→ Exercise
Write out each record again exactly as it stands.

[Dataset entries]
════════
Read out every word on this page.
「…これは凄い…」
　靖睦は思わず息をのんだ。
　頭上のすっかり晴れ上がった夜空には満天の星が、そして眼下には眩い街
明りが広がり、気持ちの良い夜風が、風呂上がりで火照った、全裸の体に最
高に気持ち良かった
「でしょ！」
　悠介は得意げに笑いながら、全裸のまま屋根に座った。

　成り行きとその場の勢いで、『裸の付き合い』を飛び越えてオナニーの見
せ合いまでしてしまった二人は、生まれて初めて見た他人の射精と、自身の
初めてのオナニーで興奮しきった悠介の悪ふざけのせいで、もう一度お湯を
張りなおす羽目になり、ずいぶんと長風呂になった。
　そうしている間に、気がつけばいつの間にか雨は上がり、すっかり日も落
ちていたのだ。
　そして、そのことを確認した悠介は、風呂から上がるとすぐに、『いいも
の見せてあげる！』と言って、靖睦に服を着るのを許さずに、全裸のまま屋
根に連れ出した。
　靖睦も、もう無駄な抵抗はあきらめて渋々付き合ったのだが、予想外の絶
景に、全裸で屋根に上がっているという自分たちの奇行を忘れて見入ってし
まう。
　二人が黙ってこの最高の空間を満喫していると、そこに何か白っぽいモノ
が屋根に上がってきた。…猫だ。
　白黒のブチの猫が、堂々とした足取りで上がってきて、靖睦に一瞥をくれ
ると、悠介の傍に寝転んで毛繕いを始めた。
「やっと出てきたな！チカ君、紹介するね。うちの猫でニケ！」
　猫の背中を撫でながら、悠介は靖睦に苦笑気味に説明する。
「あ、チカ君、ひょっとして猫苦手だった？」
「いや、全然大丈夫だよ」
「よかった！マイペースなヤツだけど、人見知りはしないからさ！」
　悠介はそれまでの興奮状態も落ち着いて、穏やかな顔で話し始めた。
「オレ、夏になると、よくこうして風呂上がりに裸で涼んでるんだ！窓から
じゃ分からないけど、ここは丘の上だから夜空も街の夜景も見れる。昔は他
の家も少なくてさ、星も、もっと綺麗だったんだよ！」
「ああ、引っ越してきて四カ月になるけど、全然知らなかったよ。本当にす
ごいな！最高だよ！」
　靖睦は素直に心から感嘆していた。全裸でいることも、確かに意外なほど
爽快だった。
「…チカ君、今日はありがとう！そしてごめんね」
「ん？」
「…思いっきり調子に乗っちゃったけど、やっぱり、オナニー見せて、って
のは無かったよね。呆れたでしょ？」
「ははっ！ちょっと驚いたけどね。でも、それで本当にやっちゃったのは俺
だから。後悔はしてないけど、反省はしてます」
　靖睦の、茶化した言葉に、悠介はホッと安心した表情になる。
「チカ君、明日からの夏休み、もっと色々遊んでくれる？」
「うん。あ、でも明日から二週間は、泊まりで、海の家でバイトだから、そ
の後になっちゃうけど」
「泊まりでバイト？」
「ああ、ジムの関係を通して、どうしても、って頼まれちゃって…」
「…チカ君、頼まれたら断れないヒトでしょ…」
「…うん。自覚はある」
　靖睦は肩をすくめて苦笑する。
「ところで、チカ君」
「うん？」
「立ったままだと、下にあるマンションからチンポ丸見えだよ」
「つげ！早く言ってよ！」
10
════════
→ Exercise result
Read out every word on this page.
「…これは凄い…」
　靖睦は思わず息をのんだ。
　頭上のすっかり晴れ上がった夜空には満天の星が、そして眼下には眩い街
明りが広がり、気持ちの良い夜風が、風呂上がりで火照った、全裸の体に最
高に気持ち良かった
「でしょ！」
　悠介は得意げに笑いながら、全裸のまま屋根に座った。

　成り行きとその場の勢いで、『裸の付き合い』を飛び越えてオナニーの見
せ合いまでしてしまった二人は、生まれて初めて見た他人の射精と、自身の
初めてのオナニーで興奮しきった悠介の悪ふざけのせいで、もう一度お湯を
張りなおす羽目になり、ずいぶんと長風呂になった。
　そうしている間に、気がつけばいつの間にか雨は上がり、すっかり日も落
ちていたのだ。
　そして、そのことを確認した悠介は、風呂から上がるとすぐに、『いいも
の見せてあげる！』と言って、靖睦に服を着るのを許さずに、全裸のまま屋
根に連れ出した。
　靖睦も、もう無駄な抵抗はあきらめて渋々付き合ったのだが、予想外の絶
景に、全裸で屋根に上がっているという自分たちの奇行を忘れて見入ってし
まう。
　二人が黙ってこの最高の空間を満喫していると、そこに何か白っぽいモノ
が屋根に上がってきた。…猫だ。
　白黒のブチの猫が、堂々とした足取りで上がってきて、靖睦に一瞥をくれ
ると、悠介の傍に寝転んで毛繕いを始めた。
「やっと出てきたな！チカ君、紹介するね。うちの猫でニケ！」
　猫の背中を撫でながら、悠介は靖睦に苦笑気味に説明する。
「あ、チカ君、ひょっとして猫苦手だった？」
「いや、全然大丈夫だよ」
「よかった！マイペースなヤツだけど、人見知りはしないからさ！」
　悠介はそれまでの興奮状態も落ち着いて、穏やかな顔で話し始めた。
「オレ、夏になると、よくこうして風呂上がりに裸で涼んでるんだ！窓から
じゃ分からないけど、ここは丘の上だから夜空も街の夜景も見れる。昔は他
の家も少なくてさ、星も、もっと綺麗だったんだよ！」
「ああ、引っ越してきて四カ月になるけど、全然知らなかったよ。本当にす
ごいな！最高だよ！」
　靖睦は素直に心から感嘆していた。全裸でいることも、確かに意外なほど
爽快だった。
「…チカ君、今日はありがとう！そしてごめんね」
「ん？」
「…思いっきり調子に乗っちゃったけど、やっぱり、オナニー見せて、って
のは無かったよね。呆れたでしょ？」
「ははっ！ちょっと驚いたけどね。でも、それで本当にやっちゃったのは俺
だから。後悔はしてないけど、反省はしてます」
　靖睦の、茶化した言葉に、悠介はホッと安心した表情になる。
「チカ君、明日からの夏休み、もっと色々遊んでくれる？」
「うん。あ、でも明日から二週間は、泊まりで、海の家でバイトだから、そ
の後になっちゃうけど」
「泊まりでバイト？」
「ああ、ジムの関係を通して、どうしても、って頼まれちゃって…」
「…チカ君、頼まれたら断れないヒトでしょ…」
「…うん。自覚はある」
　靖睦は肩をすくめて苦笑する。
「ところで、チカ君」
「うん？」
「立ったままだと、下にあるマンションからチンポ丸見えだよ」
「つげ！早く言ってよ！」
10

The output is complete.